Figure record listings:
↓

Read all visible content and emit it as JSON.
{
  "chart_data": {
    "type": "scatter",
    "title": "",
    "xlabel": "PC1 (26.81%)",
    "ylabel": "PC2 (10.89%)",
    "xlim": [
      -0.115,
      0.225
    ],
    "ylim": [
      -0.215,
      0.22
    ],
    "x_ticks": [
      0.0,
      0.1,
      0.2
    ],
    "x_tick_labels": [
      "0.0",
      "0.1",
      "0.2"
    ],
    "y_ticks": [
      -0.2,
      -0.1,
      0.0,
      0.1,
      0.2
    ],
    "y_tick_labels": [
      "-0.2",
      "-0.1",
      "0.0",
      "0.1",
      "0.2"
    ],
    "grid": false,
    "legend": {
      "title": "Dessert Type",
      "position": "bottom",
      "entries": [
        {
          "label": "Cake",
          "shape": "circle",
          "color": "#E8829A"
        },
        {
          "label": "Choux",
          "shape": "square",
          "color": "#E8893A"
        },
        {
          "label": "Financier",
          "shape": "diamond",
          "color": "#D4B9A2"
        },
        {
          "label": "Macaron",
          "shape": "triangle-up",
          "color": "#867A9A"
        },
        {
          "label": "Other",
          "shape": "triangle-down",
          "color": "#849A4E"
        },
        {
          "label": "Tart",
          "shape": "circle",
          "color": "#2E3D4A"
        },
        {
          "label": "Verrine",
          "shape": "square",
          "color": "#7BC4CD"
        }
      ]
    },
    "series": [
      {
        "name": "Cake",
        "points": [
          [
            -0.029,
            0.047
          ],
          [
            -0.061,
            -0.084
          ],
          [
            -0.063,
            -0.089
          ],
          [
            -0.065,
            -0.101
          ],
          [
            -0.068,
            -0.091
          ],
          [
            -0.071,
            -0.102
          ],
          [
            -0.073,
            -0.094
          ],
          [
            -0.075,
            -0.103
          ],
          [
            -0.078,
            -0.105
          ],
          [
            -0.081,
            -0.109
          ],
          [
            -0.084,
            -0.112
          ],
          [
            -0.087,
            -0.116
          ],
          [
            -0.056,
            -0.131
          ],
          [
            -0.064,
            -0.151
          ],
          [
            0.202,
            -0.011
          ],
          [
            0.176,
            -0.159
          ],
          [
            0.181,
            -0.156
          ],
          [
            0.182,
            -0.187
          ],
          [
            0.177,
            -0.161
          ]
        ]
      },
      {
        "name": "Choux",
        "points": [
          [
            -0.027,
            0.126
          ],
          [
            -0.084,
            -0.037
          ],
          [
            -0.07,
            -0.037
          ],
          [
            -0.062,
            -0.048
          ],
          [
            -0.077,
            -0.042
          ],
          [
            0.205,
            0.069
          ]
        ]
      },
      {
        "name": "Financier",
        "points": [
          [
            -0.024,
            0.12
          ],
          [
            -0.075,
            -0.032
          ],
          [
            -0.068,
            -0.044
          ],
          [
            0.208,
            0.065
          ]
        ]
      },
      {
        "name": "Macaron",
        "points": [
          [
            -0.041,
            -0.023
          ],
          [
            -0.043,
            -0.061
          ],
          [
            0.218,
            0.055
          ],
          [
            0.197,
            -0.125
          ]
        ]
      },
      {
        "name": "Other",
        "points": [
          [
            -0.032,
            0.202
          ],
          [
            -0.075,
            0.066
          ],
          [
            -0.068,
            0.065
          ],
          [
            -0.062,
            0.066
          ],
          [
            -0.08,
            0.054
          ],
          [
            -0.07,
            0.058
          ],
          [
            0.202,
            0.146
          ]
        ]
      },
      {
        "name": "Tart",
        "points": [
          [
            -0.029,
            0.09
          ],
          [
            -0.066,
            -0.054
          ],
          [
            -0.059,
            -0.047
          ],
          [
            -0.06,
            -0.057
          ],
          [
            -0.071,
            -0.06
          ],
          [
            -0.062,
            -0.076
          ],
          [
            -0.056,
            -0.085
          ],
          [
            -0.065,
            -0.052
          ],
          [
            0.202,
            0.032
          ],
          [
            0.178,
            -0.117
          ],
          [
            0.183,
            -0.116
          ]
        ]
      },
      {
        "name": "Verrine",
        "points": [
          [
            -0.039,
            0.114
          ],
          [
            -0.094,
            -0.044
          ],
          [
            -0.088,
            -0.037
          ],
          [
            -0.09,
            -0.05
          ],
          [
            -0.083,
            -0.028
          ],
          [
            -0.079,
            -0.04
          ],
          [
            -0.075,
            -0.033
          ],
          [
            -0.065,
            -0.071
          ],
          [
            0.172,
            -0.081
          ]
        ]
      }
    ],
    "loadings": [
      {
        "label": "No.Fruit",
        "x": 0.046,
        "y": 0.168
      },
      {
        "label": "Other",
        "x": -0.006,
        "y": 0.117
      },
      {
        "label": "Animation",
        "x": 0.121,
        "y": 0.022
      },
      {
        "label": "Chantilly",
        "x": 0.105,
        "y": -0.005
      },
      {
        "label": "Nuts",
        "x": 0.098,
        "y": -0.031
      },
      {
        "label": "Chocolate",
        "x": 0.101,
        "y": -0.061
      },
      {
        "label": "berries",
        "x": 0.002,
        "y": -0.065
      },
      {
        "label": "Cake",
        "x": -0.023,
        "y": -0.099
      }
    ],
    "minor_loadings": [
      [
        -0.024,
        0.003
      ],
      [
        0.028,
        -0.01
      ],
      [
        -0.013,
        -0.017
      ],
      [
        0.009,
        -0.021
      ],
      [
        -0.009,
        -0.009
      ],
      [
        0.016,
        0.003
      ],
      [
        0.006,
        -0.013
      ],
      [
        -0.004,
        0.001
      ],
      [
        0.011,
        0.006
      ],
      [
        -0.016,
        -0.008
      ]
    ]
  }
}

↑

▶ [Given task]:
Gather all lines of the records that include the word "triangle".

▶ [Complete response]:
          "shape": "triangle-up",
          "shape": "triangle-down",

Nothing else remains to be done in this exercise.